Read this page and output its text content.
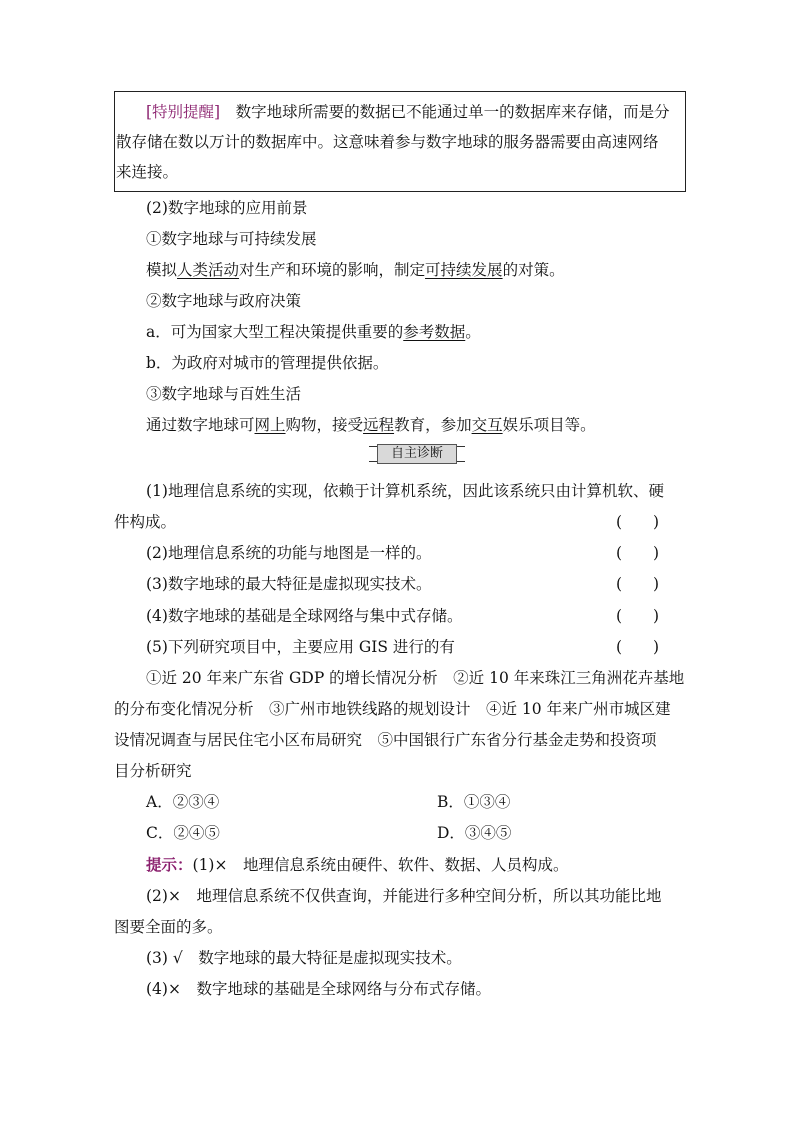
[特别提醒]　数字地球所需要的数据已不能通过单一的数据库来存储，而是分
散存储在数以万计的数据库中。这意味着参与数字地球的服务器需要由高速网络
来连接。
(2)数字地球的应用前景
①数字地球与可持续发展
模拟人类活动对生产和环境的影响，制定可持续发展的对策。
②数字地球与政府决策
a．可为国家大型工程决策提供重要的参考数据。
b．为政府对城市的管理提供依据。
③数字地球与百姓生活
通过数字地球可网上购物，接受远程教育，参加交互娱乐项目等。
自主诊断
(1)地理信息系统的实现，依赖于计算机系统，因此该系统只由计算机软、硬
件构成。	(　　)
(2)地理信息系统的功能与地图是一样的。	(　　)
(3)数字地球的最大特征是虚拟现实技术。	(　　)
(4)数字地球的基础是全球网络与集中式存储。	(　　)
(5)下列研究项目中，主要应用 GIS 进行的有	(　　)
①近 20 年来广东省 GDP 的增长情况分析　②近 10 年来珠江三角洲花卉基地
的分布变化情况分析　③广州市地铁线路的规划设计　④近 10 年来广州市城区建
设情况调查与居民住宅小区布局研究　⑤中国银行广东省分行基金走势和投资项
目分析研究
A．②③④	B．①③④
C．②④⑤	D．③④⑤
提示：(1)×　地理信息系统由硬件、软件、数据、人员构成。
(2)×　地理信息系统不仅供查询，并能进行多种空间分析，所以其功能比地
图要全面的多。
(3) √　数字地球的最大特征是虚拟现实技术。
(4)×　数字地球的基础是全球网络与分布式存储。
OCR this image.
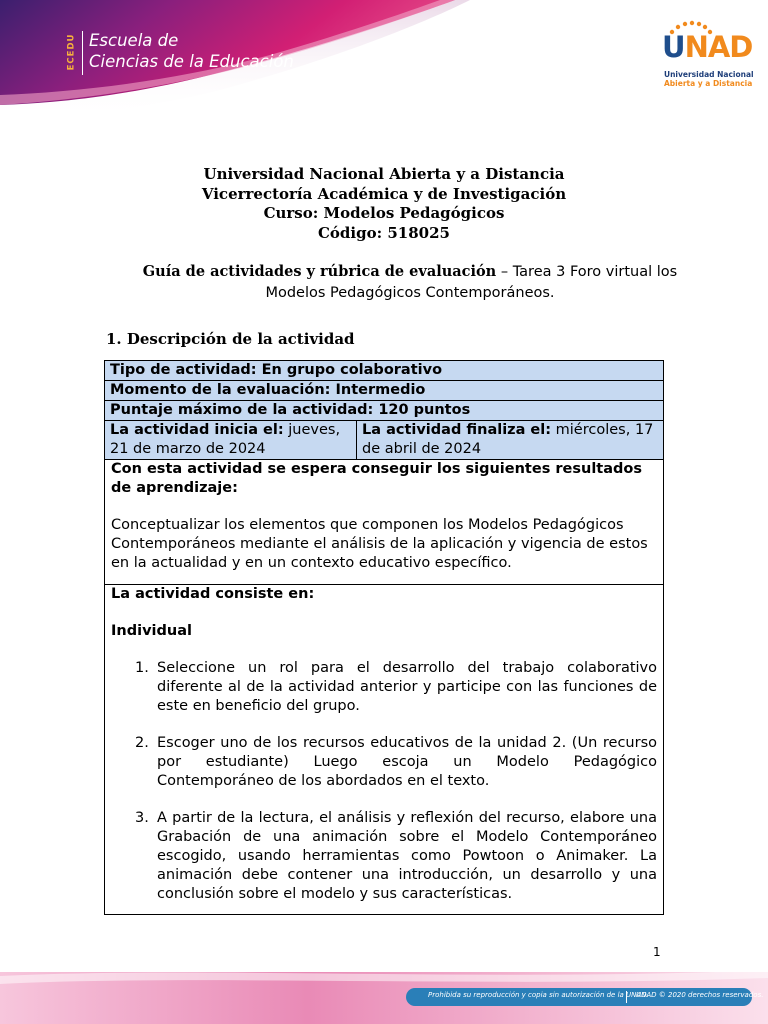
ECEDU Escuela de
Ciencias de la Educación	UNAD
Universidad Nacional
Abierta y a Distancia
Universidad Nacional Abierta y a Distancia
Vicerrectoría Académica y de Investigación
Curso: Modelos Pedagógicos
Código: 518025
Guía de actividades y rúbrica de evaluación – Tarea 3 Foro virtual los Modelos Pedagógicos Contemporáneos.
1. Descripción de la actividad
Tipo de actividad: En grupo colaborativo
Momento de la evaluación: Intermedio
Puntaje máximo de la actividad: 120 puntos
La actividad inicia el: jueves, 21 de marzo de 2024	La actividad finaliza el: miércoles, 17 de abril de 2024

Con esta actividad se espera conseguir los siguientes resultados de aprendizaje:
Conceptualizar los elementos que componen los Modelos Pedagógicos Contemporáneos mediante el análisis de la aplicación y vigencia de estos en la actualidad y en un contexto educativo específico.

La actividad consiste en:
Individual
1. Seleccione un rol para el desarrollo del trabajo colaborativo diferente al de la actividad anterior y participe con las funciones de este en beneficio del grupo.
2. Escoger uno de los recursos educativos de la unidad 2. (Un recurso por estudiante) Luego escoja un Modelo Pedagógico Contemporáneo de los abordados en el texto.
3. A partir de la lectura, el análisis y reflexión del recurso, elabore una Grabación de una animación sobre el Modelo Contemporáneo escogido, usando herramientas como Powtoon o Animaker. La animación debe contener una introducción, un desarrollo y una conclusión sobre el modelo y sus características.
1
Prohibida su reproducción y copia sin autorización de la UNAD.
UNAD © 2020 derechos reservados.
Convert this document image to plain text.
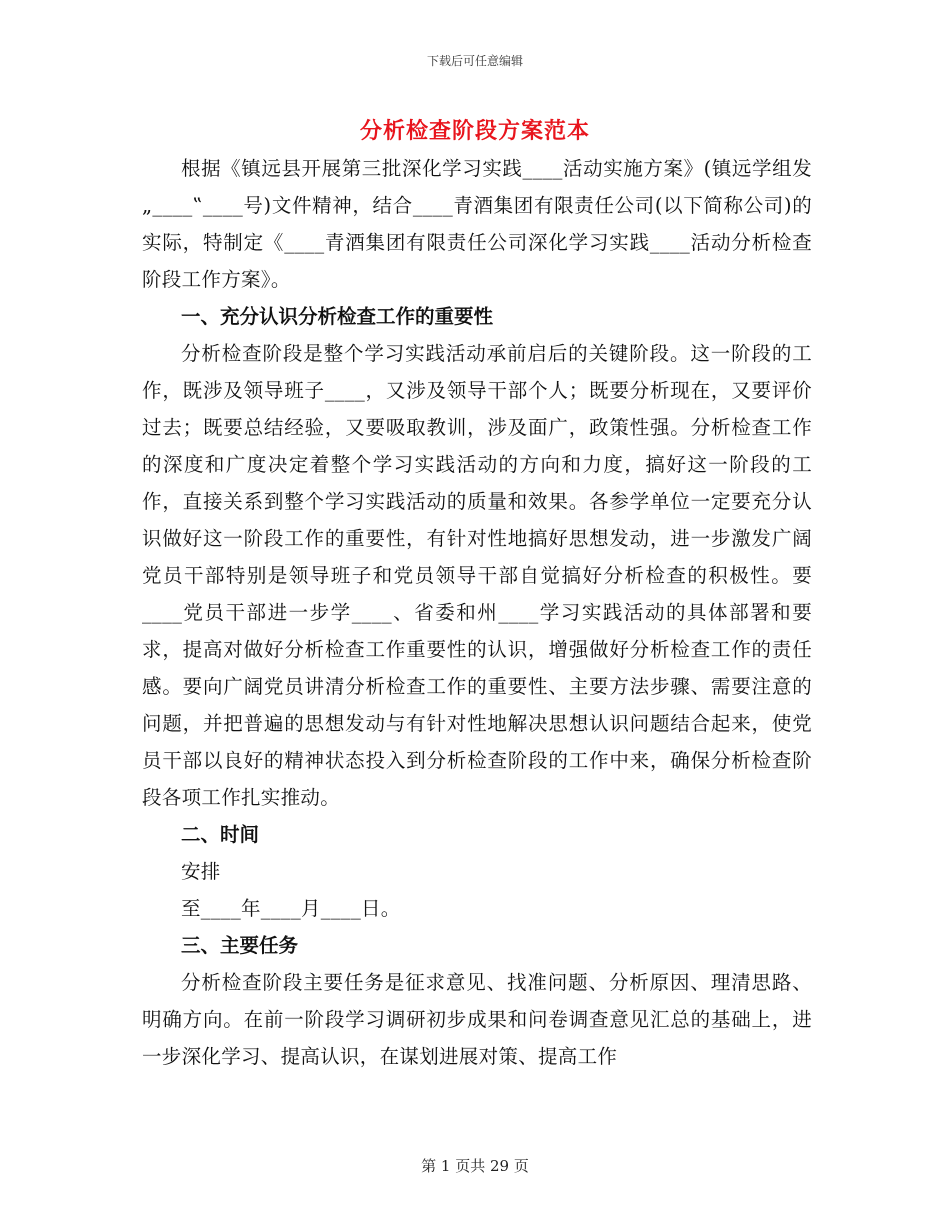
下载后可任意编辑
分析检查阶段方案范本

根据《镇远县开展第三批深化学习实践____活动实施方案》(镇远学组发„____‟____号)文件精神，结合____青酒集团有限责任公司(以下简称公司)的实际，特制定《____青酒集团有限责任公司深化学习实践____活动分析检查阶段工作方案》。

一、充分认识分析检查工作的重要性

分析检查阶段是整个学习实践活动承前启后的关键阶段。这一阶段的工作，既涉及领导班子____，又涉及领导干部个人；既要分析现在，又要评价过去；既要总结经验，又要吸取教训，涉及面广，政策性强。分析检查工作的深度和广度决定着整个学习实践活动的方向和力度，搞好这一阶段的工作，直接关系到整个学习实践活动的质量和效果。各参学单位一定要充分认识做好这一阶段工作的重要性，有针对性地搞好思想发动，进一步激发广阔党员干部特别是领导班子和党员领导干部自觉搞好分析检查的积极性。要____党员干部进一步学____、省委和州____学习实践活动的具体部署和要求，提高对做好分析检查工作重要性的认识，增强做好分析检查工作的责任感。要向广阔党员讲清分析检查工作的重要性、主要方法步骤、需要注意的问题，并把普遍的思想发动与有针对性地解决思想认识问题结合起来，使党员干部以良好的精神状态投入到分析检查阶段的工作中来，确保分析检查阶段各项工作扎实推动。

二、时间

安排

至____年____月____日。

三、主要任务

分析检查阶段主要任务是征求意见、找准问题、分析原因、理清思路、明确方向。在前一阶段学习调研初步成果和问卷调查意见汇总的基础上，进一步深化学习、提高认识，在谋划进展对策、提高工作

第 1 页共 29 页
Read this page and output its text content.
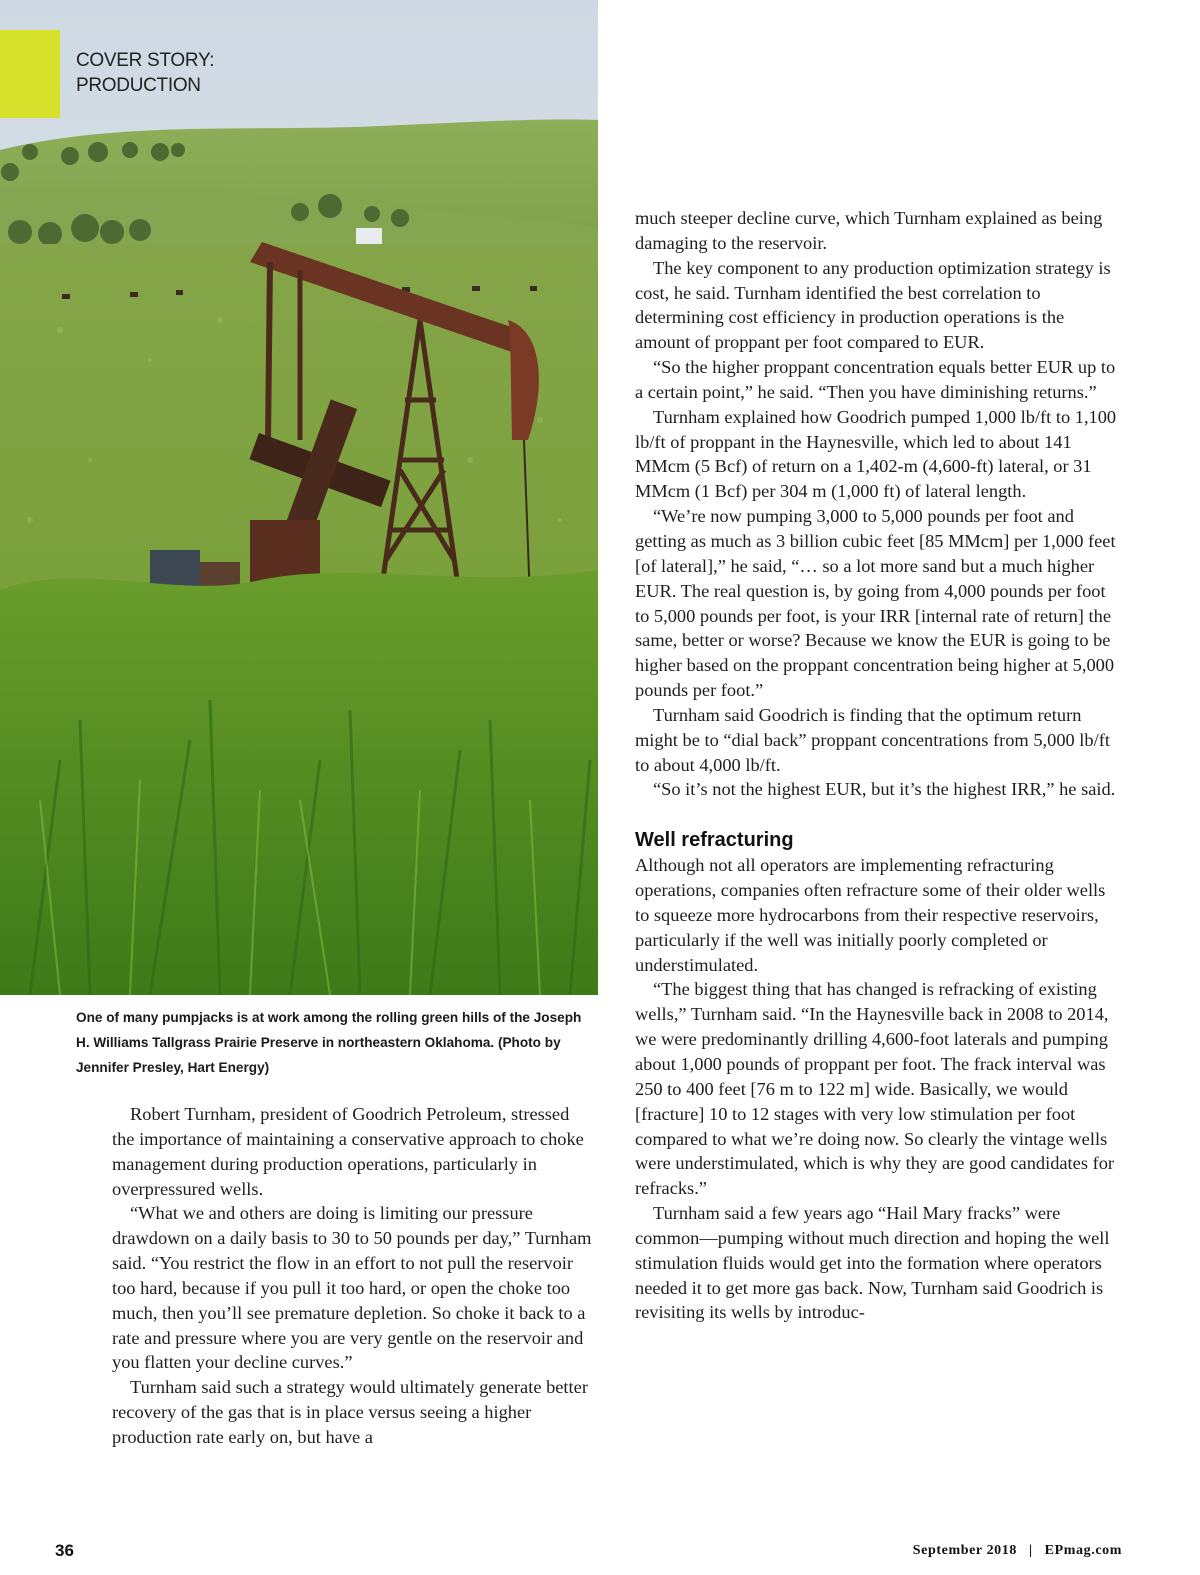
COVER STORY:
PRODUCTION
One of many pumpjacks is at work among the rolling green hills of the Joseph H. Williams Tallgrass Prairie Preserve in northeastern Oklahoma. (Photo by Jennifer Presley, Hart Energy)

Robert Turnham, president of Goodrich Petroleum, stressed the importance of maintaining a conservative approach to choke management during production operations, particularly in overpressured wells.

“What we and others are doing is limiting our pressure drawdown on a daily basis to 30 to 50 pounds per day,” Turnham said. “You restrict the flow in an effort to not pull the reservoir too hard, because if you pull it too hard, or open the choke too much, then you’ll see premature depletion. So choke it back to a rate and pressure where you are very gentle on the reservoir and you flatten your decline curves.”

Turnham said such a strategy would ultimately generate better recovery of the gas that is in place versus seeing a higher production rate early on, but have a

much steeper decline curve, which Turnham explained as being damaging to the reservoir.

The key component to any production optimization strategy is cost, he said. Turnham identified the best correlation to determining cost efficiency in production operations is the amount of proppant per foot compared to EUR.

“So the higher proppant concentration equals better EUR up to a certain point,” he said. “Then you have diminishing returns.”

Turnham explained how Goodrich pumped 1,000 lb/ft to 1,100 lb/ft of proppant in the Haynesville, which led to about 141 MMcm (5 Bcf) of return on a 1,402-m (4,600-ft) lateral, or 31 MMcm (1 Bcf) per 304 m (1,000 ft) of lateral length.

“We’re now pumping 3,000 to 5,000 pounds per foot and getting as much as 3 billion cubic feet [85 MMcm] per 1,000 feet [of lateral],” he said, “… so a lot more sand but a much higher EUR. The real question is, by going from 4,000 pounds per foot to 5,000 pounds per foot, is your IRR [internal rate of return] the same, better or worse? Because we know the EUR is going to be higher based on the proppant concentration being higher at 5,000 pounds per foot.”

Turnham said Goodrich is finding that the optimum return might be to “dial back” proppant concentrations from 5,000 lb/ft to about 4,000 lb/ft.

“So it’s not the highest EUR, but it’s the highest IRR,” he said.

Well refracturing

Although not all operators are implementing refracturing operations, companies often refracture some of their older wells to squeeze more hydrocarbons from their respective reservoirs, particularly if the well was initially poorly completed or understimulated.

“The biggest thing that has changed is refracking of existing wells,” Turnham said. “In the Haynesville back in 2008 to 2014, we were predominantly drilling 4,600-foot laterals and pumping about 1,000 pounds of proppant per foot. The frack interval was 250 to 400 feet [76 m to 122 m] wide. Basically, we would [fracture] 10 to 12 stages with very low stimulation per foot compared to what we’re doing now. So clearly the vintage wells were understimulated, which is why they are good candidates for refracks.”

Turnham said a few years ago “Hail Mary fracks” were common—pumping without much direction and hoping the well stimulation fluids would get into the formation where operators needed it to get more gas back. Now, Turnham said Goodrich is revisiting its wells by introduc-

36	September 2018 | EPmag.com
◇ ◇ ◇ ◇ ◇ ◇ ◇
Copy all the lines of data exactly as they appear, dropping any images.

Solved problem:
Read this page and output its text content.
[特别提醒]　数字地球所需要的数据已不能通过单一的数据库来存储，而是分
散存储在数以万计的数据库中。这意味着参与数字地球的服务器需要由高速网络
来连接。
(2)数字地球的应用前景
①数字地球与可持续发展
模拟人类活动对生产和环境的影响，制定可持续发展的对策。
②数字地球与政府决策
a．可为国家大型工程决策提供重要的参考数据。
b．为政府对城市的管理提供依据。
③数字地球与百姓生活
通过数字地球可网上购物，接受远程教育，参加交互娱乐项目等。
自主诊断
(1)地理信息系统的实现，依赖于计算机系统，因此该系统只由计算机软、硬
件构成。	(　　)
(2)地理信息系统的功能与地图是一样的。	(　　)
(3)数字地球的最大特征是虚拟现实技术。	(　　)
(4)数字地球的基础是全球网络与集中式存储。	(　　)
(5)下列研究项目中，主要应用 GIS 进行的有	(　　)
①近 20 年来广东省 GDP 的增长情况分析　②近 10 年来珠江三角洲花卉基地
的分布变化情况分析　③广州市地铁线路的规划设计　④近 10 年来广州市城区建
设情况调查与居民住宅小区布局研究　⑤中国银行广东省分行基金走势和投资项
目分析研究
A．②③④	B．①③④
C．②④⑤	D．③④⑤
提示：(1)×　地理信息系统由硬件、软件、数据、人员构成。
(2)×　地理信息系统不仅供查询，并能进行多种空间分析，所以其功能比地
图要全面的多。
(3) √　数字地球的最大特征是虚拟现实技术。
(4)×　数字地球的基础是全球网络与分布式存储。
OCR this image.
ECEDU Escuela de
Ciencias de la Educación	UNAD
Universidad Nacional
Abierta y a Distancia
Universidad Nacional Abierta y a Distancia
Vicerrectoría Académica y de Investigación
Curso: Modelos Pedagógicos
Código: 518025
Guía de actividades y rúbrica de evaluación – Tarea 3 Foro virtual los Modelos Pedagógicos Contemporáneos.
1. Descripción de la actividad
Tipo de actividad: En grupo colaborativo
Momento de la evaluación: Intermedio
Puntaje máximo de la actividad: 120 puntos
La actividad inicia el: jueves, 21 de marzo de 2024	La actividad finaliza el: miércoles, 17 de abril de 2024

Con esta actividad se espera conseguir los siguientes resultados de aprendizaje:
Conceptualizar los elementos que componen los Modelos Pedagógicos Contemporáneos mediante el análisis de la aplicación y vigencia de estos en la actualidad y en un contexto educativo específico.

La actividad consiste en:
Individual
1. Seleccione un rol para el desarrollo del trabajo colaborativo diferente al de la actividad anterior y participe con las funciones de este en beneficio del grupo.
2. Escoger uno de los recursos educativos de la unidad 2. (Un recurso por estudiante) Luego escoja un Modelo Pedagógico Contemporáneo de los abordados en el texto.
3. A partir de la lectura, el análisis y reflexión del recurso, elabore una Grabación de una animación sobre el Modelo Contemporáneo escogido, usando herramientas como Powtoon o Animaker. La animación debe contener una introducción, un desarrollo y una conclusión sobre el modelo y sus características.
1
Prohibida su reproducción y copia sin autorización de la UNAD.
UNAD © 2020 derechos reservados.
Convert this document image to plain text.
下载后可任意编辑
分析检查阶段方案范本

根据《镇远县开展第三批深化学习实践____活动实施方案》(镇远学组发„____‟____号)文件精神，结合____青酒集团有限责任公司(以下简称公司)的实际，特制定《____青酒集团有限责任公司深化学习实践____活动分析检查阶段工作方案》。

一、充分认识分析检查工作的重要性

分析检查阶段是整个学习实践活动承前启后的关键阶段。这一阶段的工作，既涉及领导班子____，又涉及领导干部个人；既要分析现在，又要评价过去；既要总结经验，又要吸取教训，涉及面广，政策性强。分析检查工作的深度和广度决定着整个学习实践活动的方向和力度，搞好这一阶段的工作，直接关系到整个学习实践活动的质量和效果。各参学单位一定要充分认识做好这一阶段工作的重要性，有针对性地搞好思想发动，进一步激发广阔党员干部特别是领导班子和党员领导干部自觉搞好分析检查的积极性。要____党员干部进一步学____、省委和州____学习实践活动的具体部署和要求，提高对做好分析检查工作重要性的认识，增强做好分析检查工作的责任感。要向广阔党员讲清分析检查工作的重要性、主要方法步骤、需要注意的问题，并把普遍的思想发动与有针对性地解决思想认识问题结合起来，使党员干部以良好的精神状态投入到分析检查阶段的工作中来，确保分析检查阶段各项工作扎实推动。

二、时间

安排

至____年____月____日。

三、主要任务

分析检查阶段主要任务是征求意见、找准问题、分析原因、理清思路、明确方向。在前一阶段学习调研初步成果和问卷调查意见汇总的基础上，进一步深化学习、提高认识，在谋划进展对策、提高工作

第 1 页共 29 页
Read this page and output its text content.
COVER STORY:
PRODUCTION
One of many pumpjacks is at work among the rolling green hills of the Joseph H. Williams Tallgrass Prairie Preserve in northeastern Oklahoma. (Photo by Jennifer Presley, Hart Energy)

Robert Turnham, president of Goodrich Petroleum, stressed the importance of maintaining a conservative approach to choke management during production operations, particularly in overpressured wells.

“What we and others are doing is limiting our pressure drawdown on a daily basis to 30 to 50 pounds per day,” Turnham said. “You restrict the flow in an effort to not pull the reservoir too hard, because if you pull it too hard, or open the choke too much, then you’ll see premature depletion. So choke it back to a rate and pressure where you are very gentle on the reservoir and you flatten your decline curves.”

Turnham said such a strategy would ultimately generate better recovery of the gas that is in place versus seeing a higher production rate early on, but have a

much steeper decline curve, which Turnham explained as being damaging to the reservoir.

The key component to any production optimization strategy is cost, he said. Turnham identified the best correlation to determining cost efficiency in production operations is the amount of proppant per foot compared to EUR.

“So the higher proppant concentration equals better EUR up to a certain point,” he said. “Then you have diminishing returns.”

Turnham explained how Goodrich pumped 1,000 lb/ft to 1,100 lb/ft of proppant in the Haynesville, which led to about 141 MMcm (5 Bcf) of return on a 1,402-m (4,600-ft) lateral, or 31 MMcm (1 Bcf) per 304 m (1,000 ft) of lateral length.

“We’re now pumping 3,000 to 5,000 pounds per foot and getting as much as 3 billion cubic feet [85 MMcm] per 1,000 feet [of lateral],” he said, “… so a lot more sand but a much higher EUR. The real question is, by going from 4,000 pounds per foot to 5,000 pounds per foot, is your IRR [internal rate of return] the same, better or worse? Because we know the EUR is going to be higher based on the proppant concentration being higher at 5,000 pounds per foot.”

Turnham said Goodrich is finding that the optimum return might be to “dial back” proppant concentrations from 5,000 lb/ft to about 4,000 lb/ft.

“So it’s not the highest EUR, but it’s the highest IRR,” he said.

Well refracturing

Although not all operators are implementing refracturing operations, companies often refracture some of their older wells to squeeze more hydrocarbons from their respective reservoirs, particularly if the well was initially poorly completed or understimulated.

“The biggest thing that has changed is refracking of existing wells,” Turnham said. “In the Haynesville back in 2008 to 2014, we were predominantly drilling 4,600-foot laterals and pumping about 1,000 pounds of proppant per foot. The frack interval was 250 to 400 feet [76 m to 122 m] wide. Basically, we would [fracture] 10 to 12 stages with very low stimulation per foot compared to what we’re doing now. So clearly the vintage wells were understimulated, which is why they are good candidates for refracks.”

Turnham said a few years ago “Hail Mary fracks” were common—pumping without much direction and hoping the well stimulation fluids would get into the formation where operators needed it to get more gas back. Now, Turnham said Goodrich is revisiting its wells by introduc-

36	September 2018 | EPmag.com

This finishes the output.